### Document section
▶

They weren't around when I was Scouting in the UK.

As a Scout Leader back in the dark ages when I was there, we did as a Troop camp outside of the UK.

While maybe we managed to give the Scouts we took a better understanding of what was happening outside of England? I kinda think if the truth were to be told it had more to do with the international experiences being a carrot that held the interest of the Scouts and kept them involved in Scouts, Scouting and the Troop.

Offering an international experience is not the norm for most American Boy Scouts.

Sure we pack off some to attend World Jamborees and a few Troops and Crews do camp and travel outside of the USA.

 

I bet if I were to say to most if not all of the SM's in my area that Scouting is supposed to be global, I'd get some strange looks and most would think I was full of it.

While most if not all Scouter's know and are aware that there are Scouts all over the world the feeling is that while it's nice at the end of the day it amounts to a hill of beans for them and the Troops that they serve.

Kinda like me knowing that the Roman Catholic Church is global, but still when I attend Mass its not something that I dwell on or think about. Other then when they might have a collection to help out overseas.

◀

### Extracted data
▶

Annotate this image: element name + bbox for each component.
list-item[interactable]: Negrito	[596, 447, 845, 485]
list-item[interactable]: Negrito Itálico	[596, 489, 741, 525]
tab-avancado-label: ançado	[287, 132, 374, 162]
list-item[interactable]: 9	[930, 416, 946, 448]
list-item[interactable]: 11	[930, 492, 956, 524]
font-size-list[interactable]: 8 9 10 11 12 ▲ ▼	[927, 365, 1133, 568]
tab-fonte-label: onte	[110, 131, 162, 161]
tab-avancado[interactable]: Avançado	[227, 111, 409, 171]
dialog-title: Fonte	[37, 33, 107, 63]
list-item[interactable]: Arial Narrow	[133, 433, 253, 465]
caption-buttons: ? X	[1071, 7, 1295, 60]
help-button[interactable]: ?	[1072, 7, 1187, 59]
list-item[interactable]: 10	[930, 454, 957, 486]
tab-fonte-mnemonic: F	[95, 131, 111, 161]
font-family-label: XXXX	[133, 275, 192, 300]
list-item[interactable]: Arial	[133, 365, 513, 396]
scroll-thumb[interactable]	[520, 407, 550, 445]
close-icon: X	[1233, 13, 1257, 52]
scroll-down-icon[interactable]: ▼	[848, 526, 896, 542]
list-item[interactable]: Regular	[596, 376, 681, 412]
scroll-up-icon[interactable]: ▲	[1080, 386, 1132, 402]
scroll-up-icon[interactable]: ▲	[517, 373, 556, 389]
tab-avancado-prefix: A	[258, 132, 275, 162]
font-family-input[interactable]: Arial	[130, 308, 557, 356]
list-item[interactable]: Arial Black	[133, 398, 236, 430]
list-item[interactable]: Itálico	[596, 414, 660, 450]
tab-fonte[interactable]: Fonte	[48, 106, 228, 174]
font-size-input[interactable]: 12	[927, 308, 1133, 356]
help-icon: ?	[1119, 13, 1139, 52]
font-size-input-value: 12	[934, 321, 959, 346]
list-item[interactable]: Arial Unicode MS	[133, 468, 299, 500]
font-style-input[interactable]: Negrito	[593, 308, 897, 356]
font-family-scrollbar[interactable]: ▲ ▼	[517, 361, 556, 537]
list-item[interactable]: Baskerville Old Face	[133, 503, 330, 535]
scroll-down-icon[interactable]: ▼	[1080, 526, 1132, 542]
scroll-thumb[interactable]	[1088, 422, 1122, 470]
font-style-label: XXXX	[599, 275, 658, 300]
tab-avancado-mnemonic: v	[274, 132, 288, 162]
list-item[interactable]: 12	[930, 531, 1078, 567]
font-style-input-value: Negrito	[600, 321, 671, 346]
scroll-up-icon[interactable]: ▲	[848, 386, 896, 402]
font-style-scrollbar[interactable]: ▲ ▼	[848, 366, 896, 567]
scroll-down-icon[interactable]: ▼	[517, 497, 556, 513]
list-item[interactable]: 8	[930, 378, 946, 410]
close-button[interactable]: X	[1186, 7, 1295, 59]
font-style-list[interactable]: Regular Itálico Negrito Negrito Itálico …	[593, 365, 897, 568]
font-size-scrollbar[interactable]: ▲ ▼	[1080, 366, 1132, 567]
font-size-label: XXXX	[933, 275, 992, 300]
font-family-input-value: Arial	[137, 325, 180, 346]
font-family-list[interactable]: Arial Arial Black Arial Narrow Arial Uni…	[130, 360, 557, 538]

◀

### Written instruction 1
Check each statement against the text on international Scouting and answer yes or no, quoting the words of the text that decide it.
(a) The writer's Troop camped outside the UK while the writer was a Scout Leader there.
(b) An international experience is typical for most American Boy Scouts.
(c) The writer expects most SMs in the area to agree that Scouting is supposed to be global.
### Written instruction 2
Write out the text on international Scouting starting at "While most if" and ending at "that they serve.", including both.

### Final answer 1
(a) Yes: "As a Scout Leader back in the dark ages when I was there, we did as a Troop camp outside of the UK."
(b) No: "Offering an international experience is not the norm for most American Boy Scouts."
(c) No: "I'd get some strange looks and most would think I was full of it."

### Final answer 2
While most if not all Scouter's know and are aware that there are Scouts all over the world the feeling is that while it's nice at the end of the day it amounts to a hill of beans for them and the Troops that they serve.